• **Data for processing**:
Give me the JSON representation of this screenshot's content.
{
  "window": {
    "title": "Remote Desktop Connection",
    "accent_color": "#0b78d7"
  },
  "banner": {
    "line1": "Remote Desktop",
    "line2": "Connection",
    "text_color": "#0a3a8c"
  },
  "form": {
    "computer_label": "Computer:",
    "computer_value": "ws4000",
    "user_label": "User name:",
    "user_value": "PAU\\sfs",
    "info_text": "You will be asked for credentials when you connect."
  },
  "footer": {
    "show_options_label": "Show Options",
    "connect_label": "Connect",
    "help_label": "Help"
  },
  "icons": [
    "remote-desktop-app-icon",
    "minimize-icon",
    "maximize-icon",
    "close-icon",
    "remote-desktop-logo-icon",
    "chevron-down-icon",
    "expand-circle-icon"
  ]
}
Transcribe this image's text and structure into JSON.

==

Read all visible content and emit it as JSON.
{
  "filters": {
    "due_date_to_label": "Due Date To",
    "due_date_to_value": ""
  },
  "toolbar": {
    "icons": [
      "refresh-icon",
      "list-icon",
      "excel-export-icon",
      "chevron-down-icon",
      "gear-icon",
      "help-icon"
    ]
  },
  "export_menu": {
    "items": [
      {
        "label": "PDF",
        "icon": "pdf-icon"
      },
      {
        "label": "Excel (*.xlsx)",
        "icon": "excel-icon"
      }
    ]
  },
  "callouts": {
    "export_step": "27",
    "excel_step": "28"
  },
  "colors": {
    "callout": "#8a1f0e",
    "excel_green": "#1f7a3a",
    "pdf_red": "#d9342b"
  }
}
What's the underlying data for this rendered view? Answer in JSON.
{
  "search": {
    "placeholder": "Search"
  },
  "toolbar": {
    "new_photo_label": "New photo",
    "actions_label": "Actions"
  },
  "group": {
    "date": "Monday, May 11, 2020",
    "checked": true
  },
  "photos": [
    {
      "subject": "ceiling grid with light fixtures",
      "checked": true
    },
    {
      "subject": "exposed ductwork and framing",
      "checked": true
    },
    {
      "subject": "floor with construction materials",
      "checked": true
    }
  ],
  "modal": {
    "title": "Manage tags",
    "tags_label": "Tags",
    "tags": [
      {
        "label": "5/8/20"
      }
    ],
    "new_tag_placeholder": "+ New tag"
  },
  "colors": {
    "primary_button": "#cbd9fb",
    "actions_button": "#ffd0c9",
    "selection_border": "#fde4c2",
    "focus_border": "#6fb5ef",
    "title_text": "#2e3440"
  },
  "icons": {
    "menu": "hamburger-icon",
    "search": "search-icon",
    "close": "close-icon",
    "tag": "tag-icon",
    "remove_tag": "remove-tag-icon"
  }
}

• **Short exercise**: In the data above, find the line that contains "Give me the" and the line that contains "Transcribe this image's". Repeat exactly those lines and every line between them, and only those.

• **Response to the task**:
Give me the JSON representation of this screenshot's content.
{
  "window": {
    "title": "Remote Desktop Connection",
    "accent_color": "#0b78d7"
  },
  "banner": {
    "line1": "Remote Desktop",
    "line2": "Connection",
    "text_color": "#0a3a8c"
  },
  "form": {
    "computer_label": "Computer:",
    "computer_value": "ws4000",
    "user_label": "User name:",
    "user_value": "PAU\\sfs",
    "info_text": "You will be asked for credentials when you connect."
  },
  "footer": {
    "show_options_label": "Show Options",
    "connect_label": "Connect",
    "help_label": "Help"
  },
  "icons": [
    "remote-desktop-app-icon",
    "minimize-icon",
    "maximize-icon",
    "close-icon",
    "remote-desktop-logo-icon",
    "chevron-down-icon",
    "expand-circle-icon"
  ]
}
Transcribe this image's text and structure into JSON.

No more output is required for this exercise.